EXTRACTED MATERIAL:
• • • •
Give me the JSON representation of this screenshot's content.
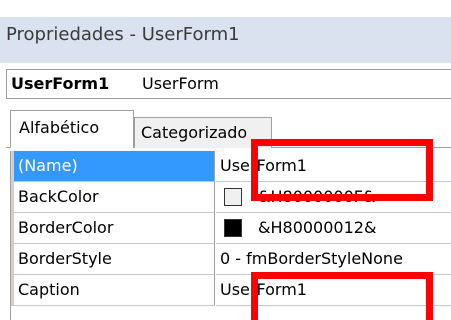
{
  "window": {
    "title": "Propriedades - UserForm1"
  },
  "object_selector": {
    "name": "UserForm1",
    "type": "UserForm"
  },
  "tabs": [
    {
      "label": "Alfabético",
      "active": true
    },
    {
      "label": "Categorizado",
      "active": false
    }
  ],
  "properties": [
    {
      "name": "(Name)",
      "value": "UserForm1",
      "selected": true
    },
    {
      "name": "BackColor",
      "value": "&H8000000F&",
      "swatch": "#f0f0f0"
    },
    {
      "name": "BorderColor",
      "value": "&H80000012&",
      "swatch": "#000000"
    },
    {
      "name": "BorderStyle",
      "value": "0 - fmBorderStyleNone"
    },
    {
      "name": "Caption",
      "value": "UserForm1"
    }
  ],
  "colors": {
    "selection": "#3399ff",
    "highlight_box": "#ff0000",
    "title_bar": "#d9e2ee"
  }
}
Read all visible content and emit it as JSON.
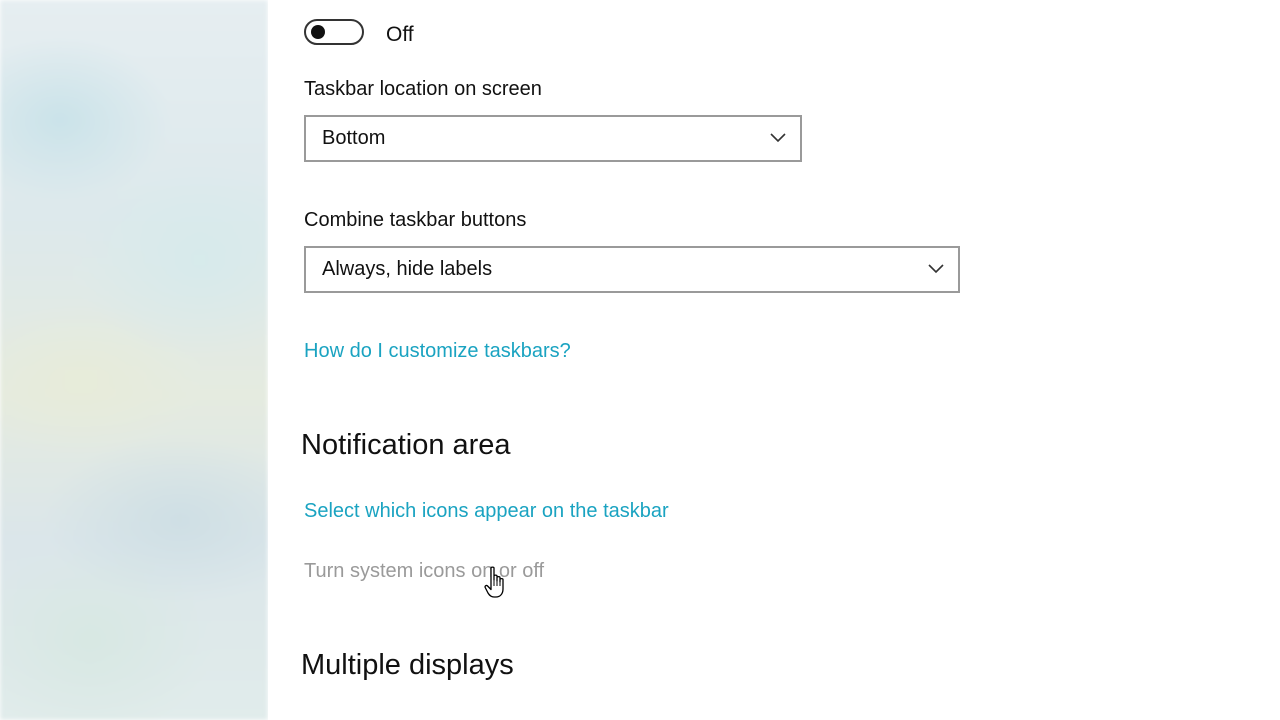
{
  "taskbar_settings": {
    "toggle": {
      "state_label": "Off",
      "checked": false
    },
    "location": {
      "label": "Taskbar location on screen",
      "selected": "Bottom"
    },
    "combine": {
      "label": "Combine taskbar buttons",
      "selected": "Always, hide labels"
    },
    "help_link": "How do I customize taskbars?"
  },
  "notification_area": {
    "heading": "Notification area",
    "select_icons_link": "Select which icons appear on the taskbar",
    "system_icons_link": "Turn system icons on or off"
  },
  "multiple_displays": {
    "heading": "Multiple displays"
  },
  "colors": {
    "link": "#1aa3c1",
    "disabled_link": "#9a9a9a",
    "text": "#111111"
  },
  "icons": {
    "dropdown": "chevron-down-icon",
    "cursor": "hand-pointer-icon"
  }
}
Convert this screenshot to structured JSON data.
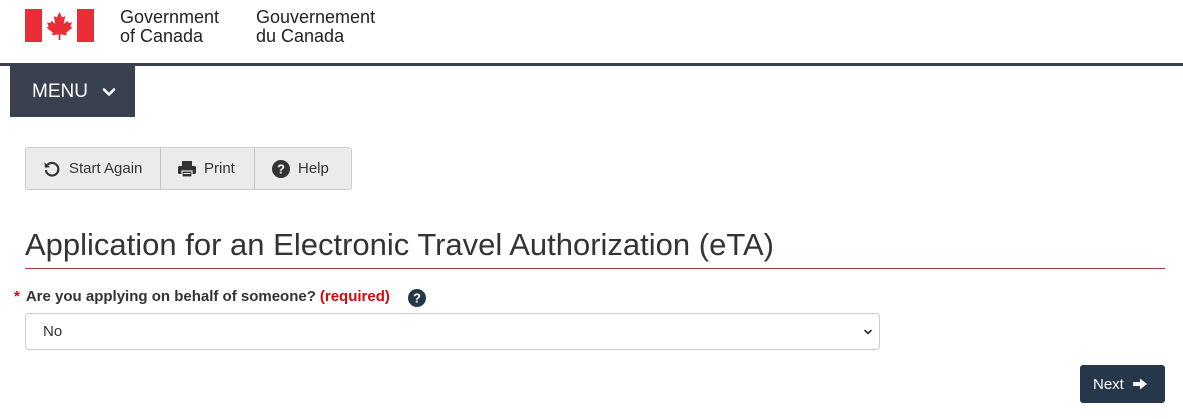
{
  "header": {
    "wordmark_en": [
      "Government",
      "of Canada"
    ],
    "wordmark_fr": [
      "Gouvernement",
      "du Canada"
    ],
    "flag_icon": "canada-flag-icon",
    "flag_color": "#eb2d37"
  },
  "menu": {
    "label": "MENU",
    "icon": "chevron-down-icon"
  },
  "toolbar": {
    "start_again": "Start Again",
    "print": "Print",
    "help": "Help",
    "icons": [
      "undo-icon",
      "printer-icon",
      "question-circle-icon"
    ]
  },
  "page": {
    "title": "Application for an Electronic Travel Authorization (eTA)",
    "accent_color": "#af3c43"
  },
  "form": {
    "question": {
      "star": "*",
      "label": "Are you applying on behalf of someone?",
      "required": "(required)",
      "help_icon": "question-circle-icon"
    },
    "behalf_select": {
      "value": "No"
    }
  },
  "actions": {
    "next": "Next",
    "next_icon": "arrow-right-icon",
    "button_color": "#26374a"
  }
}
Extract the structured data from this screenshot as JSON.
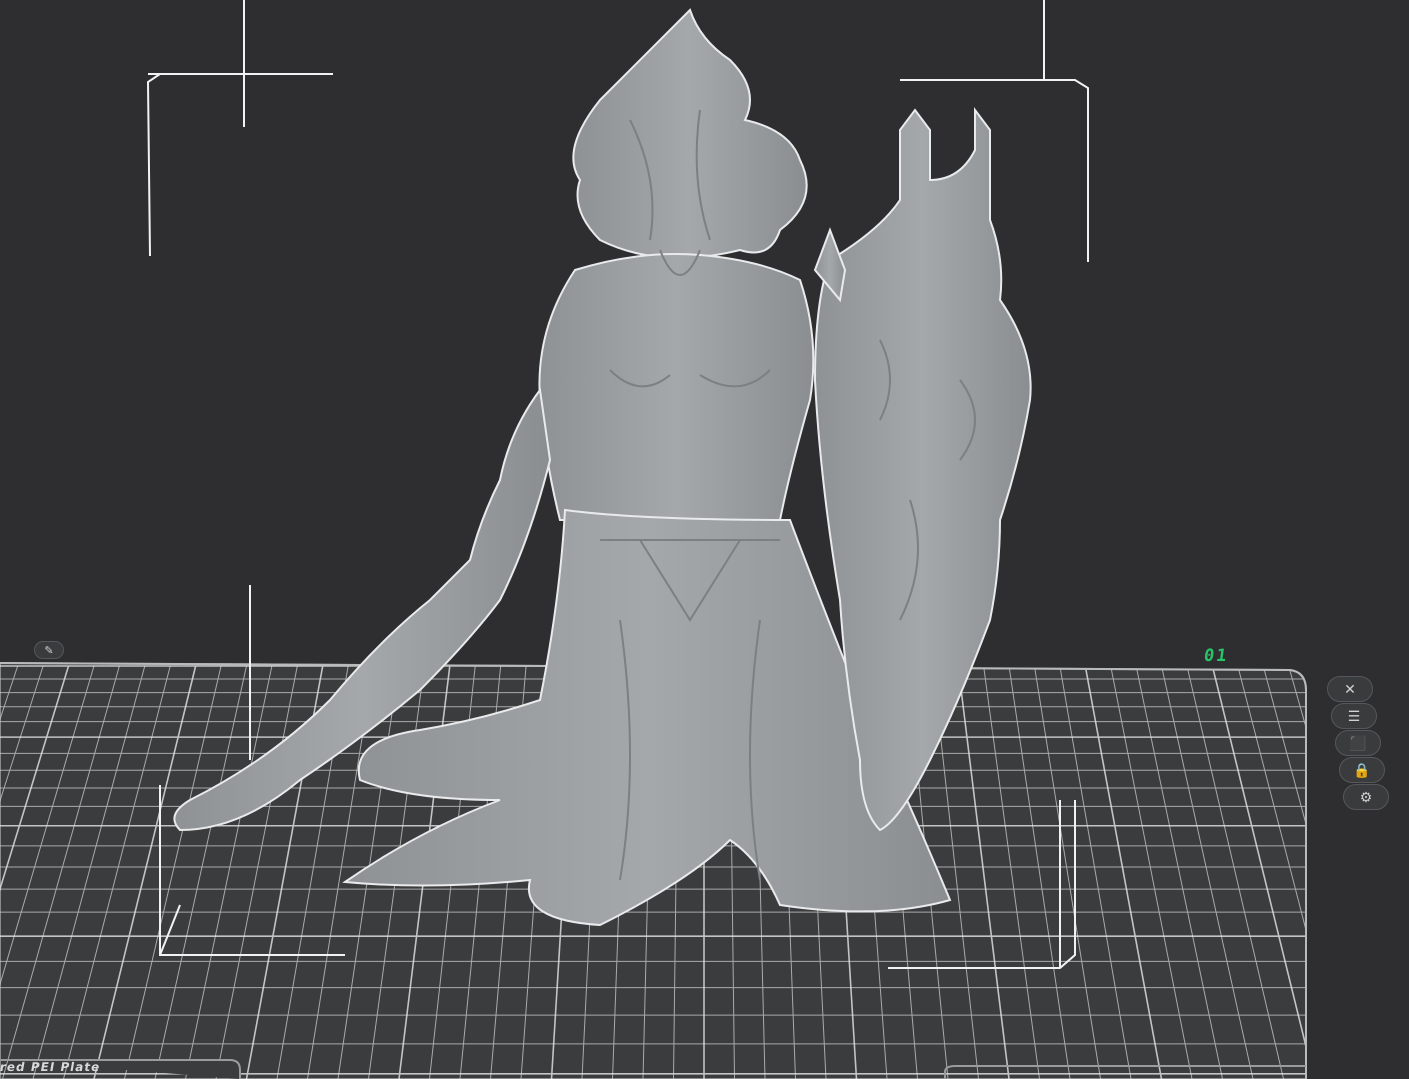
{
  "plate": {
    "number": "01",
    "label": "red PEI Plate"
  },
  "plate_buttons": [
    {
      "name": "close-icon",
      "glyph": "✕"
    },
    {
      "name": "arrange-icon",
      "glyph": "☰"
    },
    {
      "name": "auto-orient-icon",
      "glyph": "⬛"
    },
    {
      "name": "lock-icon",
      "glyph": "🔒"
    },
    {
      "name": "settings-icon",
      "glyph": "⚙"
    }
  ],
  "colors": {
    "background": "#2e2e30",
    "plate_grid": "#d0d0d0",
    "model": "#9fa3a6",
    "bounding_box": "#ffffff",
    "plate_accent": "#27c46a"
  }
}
• • • •
TASK STATEMENT: Read the entries above, then pull out the lines that include "content".

REPLY:
Give me the JSON representation of this screenshot's content.
Read all visible content and emit it as JSON.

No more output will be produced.